[start of MATERIALS PROVIDED]

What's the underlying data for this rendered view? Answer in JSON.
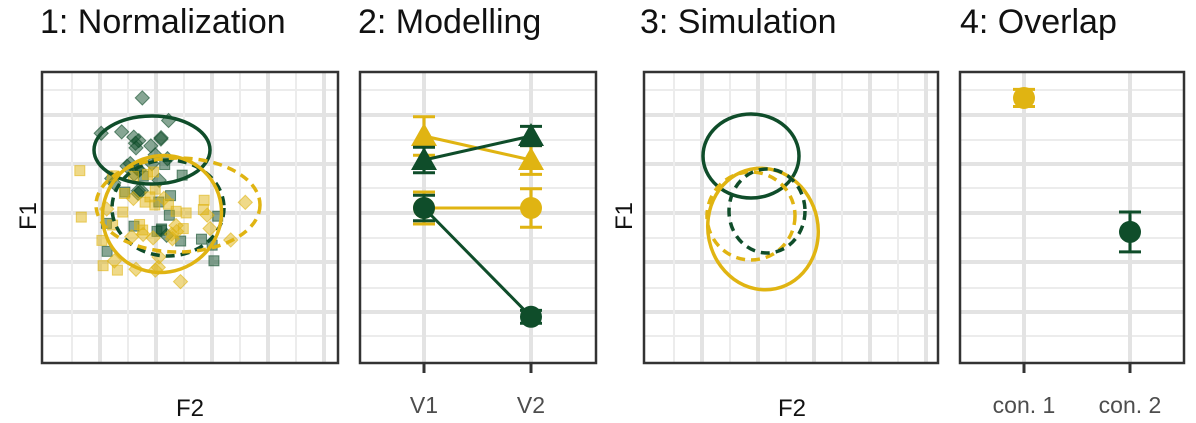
{
  "colors": {
    "con1": "#E0B412",
    "con2": "#0F4D2A"
  },
  "titles": [
    "1: Normalization",
    "2: Modelling",
    "3: Simulation",
    "4: Overlap"
  ],
  "chart_data": [
    {
      "type": "scatter",
      "title": "1: Normalization",
      "xlabel": "F2",
      "ylabel": "F1",
      "grid": true,
      "note": "Scatter of tokens for two conditions (gold squares/diamonds vs dark green squares/diamonds) with confidence ellipses; solid and dashed ellipses per condition."
    },
    {
      "type": "line",
      "title": "2: Modelling",
      "categories": [
        "V1",
        "V2"
      ],
      "ylabel": "",
      "grid": true,
      "series": [
        {
          "color": "con1",
          "shape": "triangle",
          "values": [
            0.85,
            0.7
          ],
          "err": [
            0.12,
            0.09
          ]
        },
        {
          "color": "con2",
          "shape": "triangle",
          "values": [
            0.7,
            0.85
          ],
          "err": [
            0.08,
            0.06
          ]
        },
        {
          "color": "con1",
          "shape": "circle",
          "values": [
            0.4,
            0.4
          ],
          "err": [
            0.1,
            0.12
          ]
        },
        {
          "color": "con2",
          "shape": "circle",
          "values": [
            0.4,
            -0.28
          ],
          "err": [
            0.08,
            0.04
          ]
        }
      ]
    },
    {
      "type": "scatter",
      "title": "3: Simulation",
      "xlabel": "F2",
      "ylabel": "F1",
      "grid": true,
      "note": "Simulated distributions drawn as ellipses only."
    },
    {
      "type": "scatter",
      "title": "4: Overlap",
      "categories": [
        "con. 1",
        "con. 2"
      ],
      "grid": true,
      "series": [
        {
          "color": "con1",
          "values": [
            0.93,
            null
          ],
          "err": [
            0.03,
            null
          ]
        },
        {
          "color": "con2",
          "values": [
            null,
            0.46
          ],
          "err": [
            null,
            0.07
          ]
        }
      ]
    }
  ]
}
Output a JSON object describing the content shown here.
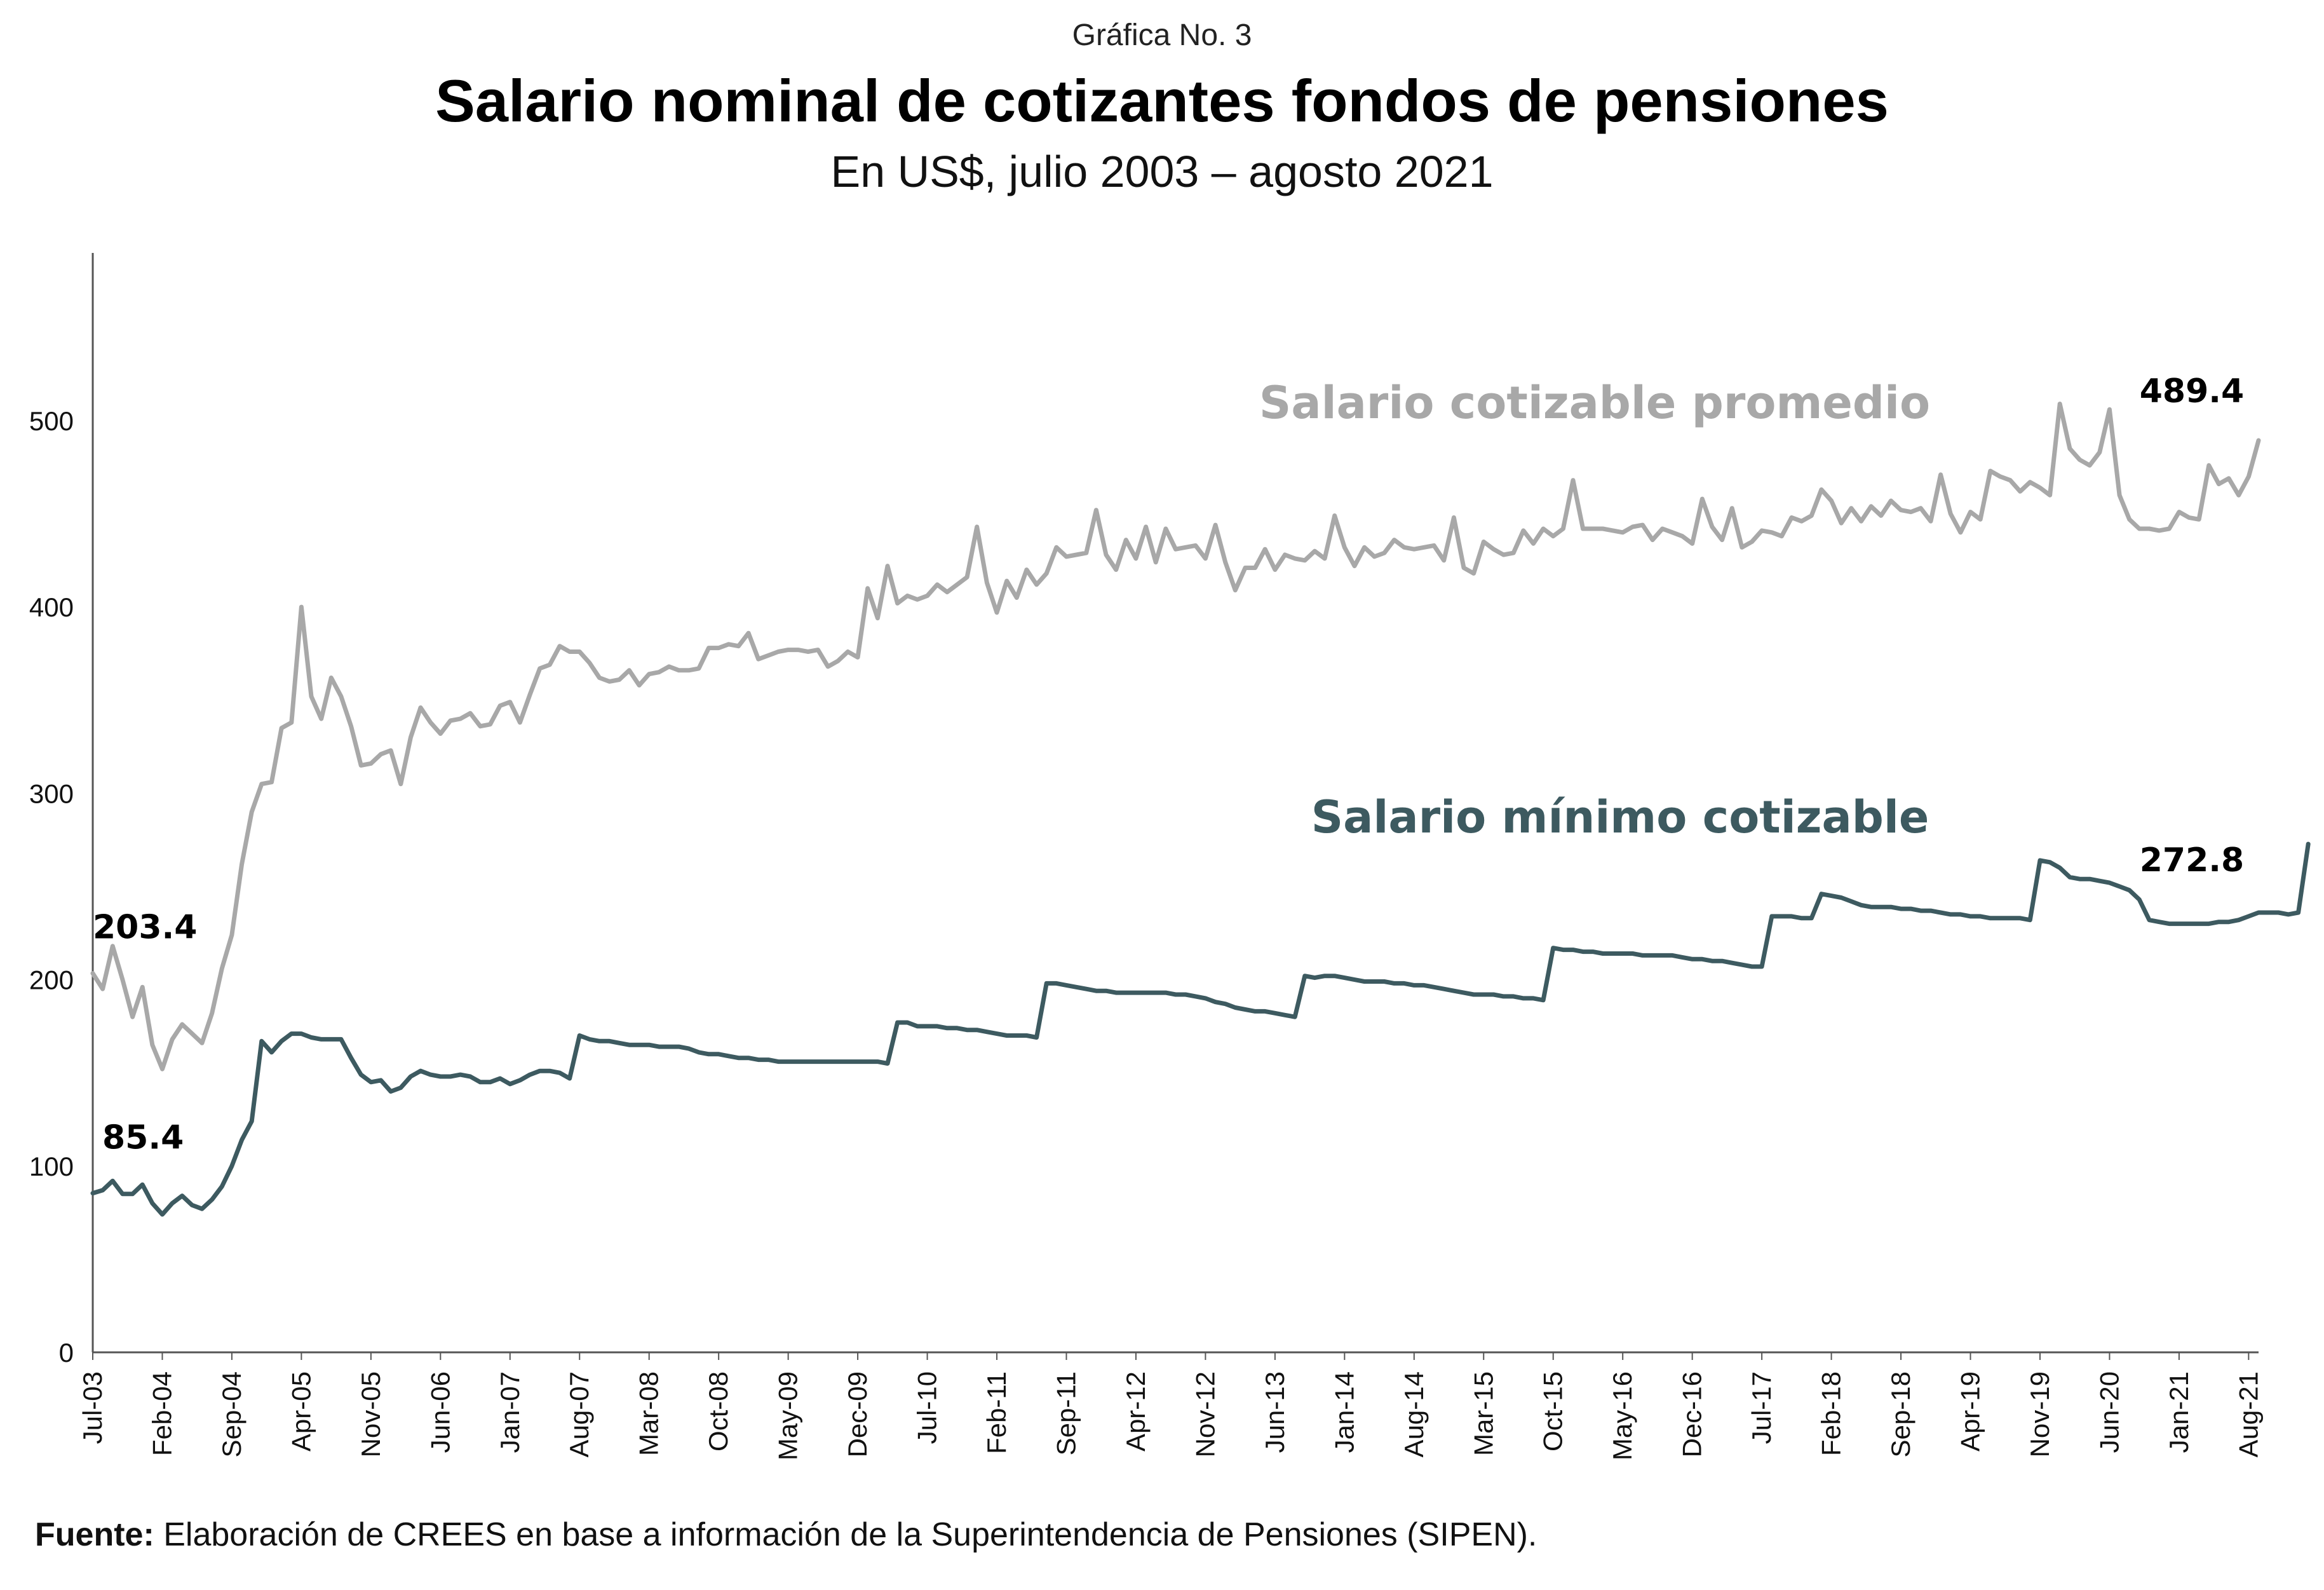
{
  "kicker": "Gráfica No. 3",
  "title": "Salario nominal de cotizantes fondos de pensiones",
  "subtitle": "En US$, julio 2003 – agosto 2021",
  "source_label": "Fuente:",
  "source_text": "Elaboración de CREES en base a información de la Superintendencia de Pensiones (SIPEN).",
  "chart_data": {
    "type": "line",
    "title": "Salario nominal de cotizantes fondos de pensiones",
    "subtitle": "En US$, julio 2003 – agosto 2021",
    "xlabel": "",
    "ylabel": "",
    "ylim": [
      0,
      590
    ],
    "grid": false,
    "yticks": [
      0,
      100,
      200,
      300,
      400,
      500
    ],
    "start": "Jul-03",
    "xticks": [
      "Jul-03",
      "Feb-04",
      "Sep-04",
      "Apr-05",
      "Nov-05",
      "Jun-06",
      "Jan-07",
      "Aug-07",
      "Mar-08",
      "Oct-08",
      "May-09",
      "Dec-09",
      "Jul-10",
      "Feb-11",
      "Sep-11",
      "Apr-12",
      "Nov-12",
      "Jun-13",
      "Jan-14",
      "Aug-14",
      "Mar-15",
      "Oct-15",
      "May-16",
      "Dec-16",
      "Jul-17",
      "Feb-18",
      "Sep-18",
      "Apr-19",
      "Nov-19",
      "Jun-20",
      "Jan-21",
      "Aug-21"
    ],
    "series": [
      {
        "name": "Salario cotizable promedio",
        "color": "#a8a8a8",
        "start_label": "203.4",
        "end_label": "489.4",
        "values": [
          203.4,
          195,
          218,
          200,
          180,
          196,
          165,
          152,
          168,
          176,
          171,
          166,
          182,
          206,
          224,
          262,
          290,
          305,
          306,
          335,
          338,
          400,
          352,
          340,
          362,
          352,
          336,
          315,
          316,
          321,
          323,
          305,
          330,
          346,
          338,
          332,
          339,
          340,
          343,
          336,
          337,
          347,
          349,
          338,
          353,
          367,
          369,
          379,
          376,
          376,
          370,
          362,
          360,
          361,
          366,
          358,
          364,
          365,
          368,
          366,
          366,
          367,
          378,
          378,
          380,
          379,
          386,
          372,
          374,
          376,
          377,
          377,
          376,
          377,
          368,
          371,
          376,
          373,
          410,
          394,
          422,
          402,
          406,
          404,
          406,
          412,
          408,
          412,
          416,
          443,
          413,
          397,
          414,
          405,
          420,
          412,
          418,
          432,
          427,
          428,
          429,
          452,
          428,
          420,
          436,
          426,
          443,
          424,
          442,
          431,
          432,
          433,
          426,
          444,
          424,
          409,
          421,
          421,
          431,
          420,
          428,
          426,
          425,
          430,
          426,
          449,
          432,
          422,
          432,
          427,
          429,
          436,
          432,
          431,
          432,
          433,
          425,
          448,
          421,
          418,
          435,
          431,
          428,
          429,
          441,
          434,
          442,
          438,
          442,
          468,
          442,
          442,
          442,
          441,
          440,
          443,
          444,
          436,
          442,
          440,
          438,
          434,
          458,
          443,
          436,
          453,
          432,
          435,
          441,
          440,
          438,
          448,
          446,
          449,
          463,
          457,
          445,
          453,
          446,
          454,
          449,
          457,
          452,
          451,
          453,
          446,
          471,
          450,
          440,
          451,
          447,
          473,
          470,
          468,
          462,
          467,
          464,
          460,
          509,
          485,
          479,
          476,
          483,
          506,
          460,
          447,
          442,
          442,
          441,
          442,
          451,
          448,
          447,
          476,
          466,
          469,
          460,
          470,
          489.4
        ]
      },
      {
        "name": "Salario mínimo cotizable",
        "color": "#3d5a60",
        "start_label": "85.4",
        "end_label": "272.8",
        "values": [
          85.4,
          87,
          92,
          85,
          85,
          90,
          80,
          74,
          80,
          84,
          79,
          77,
          82,
          89,
          100,
          114,
          124,
          167,
          161,
          167,
          171,
          171,
          169,
          168,
          168,
          168,
          158,
          149,
          145,
          146,
          140,
          142,
          148,
          151,
          149,
          148,
          148,
          149,
          148,
          145,
          145,
          147,
          144,
          146,
          149,
          151,
          151,
          150,
          147,
          170,
          168,
          167,
          167,
          166,
          165,
          165,
          165,
          164,
          164,
          164,
          163,
          161,
          160,
          160,
          159,
          158,
          158,
          157,
          157,
          156,
          156,
          156,
          156,
          156,
          156,
          156,
          156,
          156,
          156,
          156,
          155,
          177,
          177,
          175,
          175,
          175,
          174,
          174,
          173,
          173,
          172,
          171,
          170,
          170,
          170,
          169,
          198,
          198,
          197,
          196,
          195,
          194,
          194,
          193,
          193,
          193,
          193,
          193,
          193,
          192,
          192,
          191,
          190,
          188,
          187,
          185,
          184,
          183,
          183,
          182,
          181,
          180,
          202,
          201,
          202,
          202,
          201,
          200,
          199,
          199,
          199,
          198,
          198,
          197,
          197,
          196,
          195,
          194,
          193,
          192,
          192,
          192,
          191,
          191,
          190,
          190,
          189,
          217,
          216,
          216,
          215,
          215,
          214,
          214,
          214,
          214,
          213,
          213,
          213,
          213,
          212,
          211,
          211,
          210,
          210,
          209,
          208,
          207,
          207,
          234,
          234,
          234,
          233,
          233,
          246,
          245,
          244,
          242,
          240,
          239,
          239,
          239,
          238,
          238,
          237,
          237,
          236,
          235,
          235,
          234,
          234,
          233,
          233,
          233,
          233,
          232,
          264,
          263,
          260,
          255,
          254,
          254,
          253,
          252,
          250,
          248,
          243,
          232,
          231,
          230,
          230,
          230,
          230,
          230,
          231,
          231,
          232,
          234,
          236,
          236,
          236,
          235,
          236,
          272.8
        ]
      }
    ]
  }
}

[end of MATERIALS PROVIDED]

SHORT TASK: Transcribe the material exactly, keeping every word and none of the pictures.

OUTPUT:
What's the underlying data for this rendered view? Answer in JSON.
{
  "colors": {
    "con1": "#E0B412",
    "con2": "#0F4D2A"
  },
  "titles": [
    "1: Normalization",
    "2: Modelling",
    "3: Simulation",
    "4: Overlap"
  ],
  "chart_data": [
    {
      "type": "scatter",
      "title": "1: Normalization",
      "xlabel": "F2",
      "ylabel": "F1",
      "grid": true,
      "note": "Scatter of tokens for two conditions (gold squares/diamonds vs dark green squares/diamonds) with confidence ellipses; solid and dashed ellipses per condition."
    },
    {
      "type": "line",
      "title": "2: Modelling",
      "categories": [
        "V1",
        "V2"
      ],
      "ylabel": "",
      "grid": true,
      "series": [
        {
          "color": "con1",
          "shape": "triangle",
          "values": [
            0.85,
            0.7
          ],
          "err": [
            0.12,
            0.09
          ]
        },
        {
          "color": "con2",
          "shape": "triangle",
          "values": [
            0.7,
            0.85
          ],
          "err": [
            0.08,
            0.06
          ]
        },
        {
          "color": "con1",
          "shape": "circle",
          "values": [
            0.4,
            0.4
          ],
          "err": [
            0.1,
            0.12
          ]
        },
        {
          "color": "con2",
          "shape": "circle",
          "values": [
            0.4,
            -0.28
          ],
          "err": [
            0.08,
            0.04
          ]
        }
      ]
    },
    {
      "type": "scatter",
      "title": "3: Simulation",
      "xlabel": "F2",
      "ylabel": "F1",
      "grid": true,
      "note": "Simulated distributions drawn as ellipses only."
    },
    {
      "type": "scatter",
      "title": "4: Overlap",
      "categories": [
        "con. 1",
        "con. 2"
      ],
      "grid": true,
      "series": [
        {
          "color": "con1",
          "values": [
            0.93,
            null
          ],
          "err": [
            0.03,
            null
          ]
        },
        {
          "color": "con2",
          "values": [
            null,
            0.46
          ],
          "err": [
            null,
            0.07
          ]
        }
      ]
    }
  ]
}
Output a JSON object describing the content shown here.
{
  "kicker": "Gráfica No. 3",
  "title": "Salario nominal de cotizantes fondos de pensiones",
  "subtitle": "En US$, julio 2003 – agosto 2021",
  "source_label": "Fuente:",
  "source_text": "Elaboración de CREES en base a información de la Superintendencia de Pensiones (SIPEN).",
  "chart_data": {
    "type": "line",
    "title": "Salario nominal de cotizantes fondos de pensiones",
    "subtitle": "En US$, julio 2003 – agosto 2021",
    "xlabel": "",
    "ylabel": "",
    "ylim": [
      0,
      590
    ],
    "grid": false,
    "yticks": [
      0,
      100,
      200,
      300,
      400,
      500
    ],
    "start": "Jul-03",
    "xticks": [
      "Jul-03",
      "Feb-04",
      "Sep-04",
      "Apr-05",
      "Nov-05",
      "Jun-06",
      "Jan-07",
      "Aug-07",
      "Mar-08",
      "Oct-08",
      "May-09",
      "Dec-09",
      "Jul-10",
      "Feb-11",
      "Sep-11",
      "Apr-12",
      "Nov-12",
      "Jun-13",
      "Jan-14",
      "Aug-14",
      "Mar-15",
      "Oct-15",
      "May-16",
      "Dec-16",
      "Jul-17",
      "Feb-18",
      "Sep-18",
      "Apr-19",
      "Nov-19",
      "Jun-20",
      "Jan-21",
      "Aug-21"
    ],
    "series": [
      {
        "name": "Salario cotizable promedio",
        "color": "#a8a8a8",
        "start_label": "203.4",
        "end_label": "489.4",
        "values": [
          203.4,
          195,
          218,
          200,
          180,
          196,
          165,
          152,
          168,
          176,
          171,
          166,
          182,
          206,
          224,
          262,
          290,
          305,
          306,
          335,
          338,
          400,
          352,
          340,
          362,
          352,
          336,
          315,
          316,
          321,
          323,
          305,
          330,
          346,
          338,
          332,
          339,
          340,
          343,
          336,
          337,
          347,
          349,
          338,
          353,
          367,
          369,
          379,
          376,
          376,
          370,
          362,
          360,
          361,
          366,
          358,
          364,
          365,
          368,
          366,
          366,
          367,
          378,
          378,
          380,
          379,
          386,
          372,
          374,
          376,
          377,
          377,
          376,
          377,
          368,
          371,
          376,
          373,
          410,
          394,
          422,
          402,
          406,
          404,
          406,
          412,
          408,
          412,
          416,
          443,
          413,
          397,
          414,
          405,
          420,
          412,
          418,
          432,
          427,
          428,
          429,
          452,
          428,
          420,
          436,
          426,
          443,
          424,
          442,
          431,
          432,
          433,
          426,
          444,
          424,
          409,
          421,
          421,
          431,
          420,
          428,
          426,
          425,
          430,
          426,
          449,
          432,
          422,
          432,
          427,
          429,
          436,
          432,
          431,
          432,
          433,
          425,
          448,
          421,
          418,
          435,
          431,
          428,
          429,
          441,
          434,
          442,
          438,
          442,
          468,
          442,
          442,
          442,
          441,
          440,
          443,
          444,
          436,
          442,
          440,
          438,
          434,
          458,
          443,
          436,
          453,
          432,
          435,
          441,
          440,
          438,
          448,
          446,
          449,
          463,
          457,
          445,
          453,
          446,
          454,
          449,
          457,
          452,
          451,
          453,
          446,
          471,
          450,
          440,
          451,
          447,
          473,
          470,
          468,
          462,
          467,
          464,
          460,
          509,
          485,
          479,
          476,
          483,
          506,
          460,
          447,
          442,
          442,
          441,
          442,
          451,
          448,
          447,
          476,
          466,
          469,
          460,
          470,
          489.4
        ]
      },
      {
        "name": "Salario mínimo cotizable",
        "color": "#3d5a60",
        "start_label": "85.4",
        "end_label": "272.8",
        "values": [
          85.4,
          87,
          92,
          85,
          85,
          90,
          80,
          74,
          80,
          84,
          79,
          77,
          82,
          89,
          100,
          114,
          124,
          167,
          161,
          167,
          171,
          171,
          169,
          168,
          168,
          168,
          158,
          149,
          145,
          146,
          140,
          142,
          148,
          151,
          149,
          148,
          148,
          149,
          148,
          145,
          145,
          147,
          144,
          146,
          149,
          151,
          151,
          150,
          147,
          170,
          168,
          167,
          167,
          166,
          165,
          165,
          165,
          164,
          164,
          164,
          163,
          161,
          160,
          160,
          159,
          158,
          158,
          157,
          157,
          156,
          156,
          156,
          156,
          156,
          156,
          156,
          156,
          156,
          156,
          156,
          155,
          177,
          177,
          175,
          175,
          175,
          174,
          174,
          173,
          173,
          172,
          171,
          170,
          170,
          170,
          169,
          198,
          198,
          197,
          196,
          195,
          194,
          194,
          193,
          193,
          193,
          193,
          193,
          193,
          192,
          192,
          191,
          190,
          188,
          187,
          185,
          184,
          183,
          183,
          182,
          181,
          180,
          202,
          201,
          202,
          202,
          201,
          200,
          199,
          199,
          199,
          198,
          198,
          197,
          197,
          196,
          195,
          194,
          193,
          192,
          192,
          192,
          191,
          191,
          190,
          190,
          189,
          217,
          216,
          216,
          215,
          215,
          214,
          214,
          214,
          214,
          213,
          213,
          213,
          213,
          212,
          211,
          211,
          210,
          210,
          209,
          208,
          207,
          207,
          234,
          234,
          234,
          233,
          233,
          246,
          245,
          244,
          242,
          240,
          239,
          239,
          239,
          238,
          238,
          237,
          237,
          236,
          235,
          235,
          234,
          234,
          233,
          233,
          233,
          233,
          232,
          264,
          263,
          260,
          255,
          254,
          254,
          253,
          252,
          250,
          248,
          243,
          232,
          231,
          230,
          230,
          230,
          230,
          230,
          231,
          231,
          232,
          234,
          236,
          236,
          236,
          235,
          236,
          272.8
        ]
      }
    ]
  }
}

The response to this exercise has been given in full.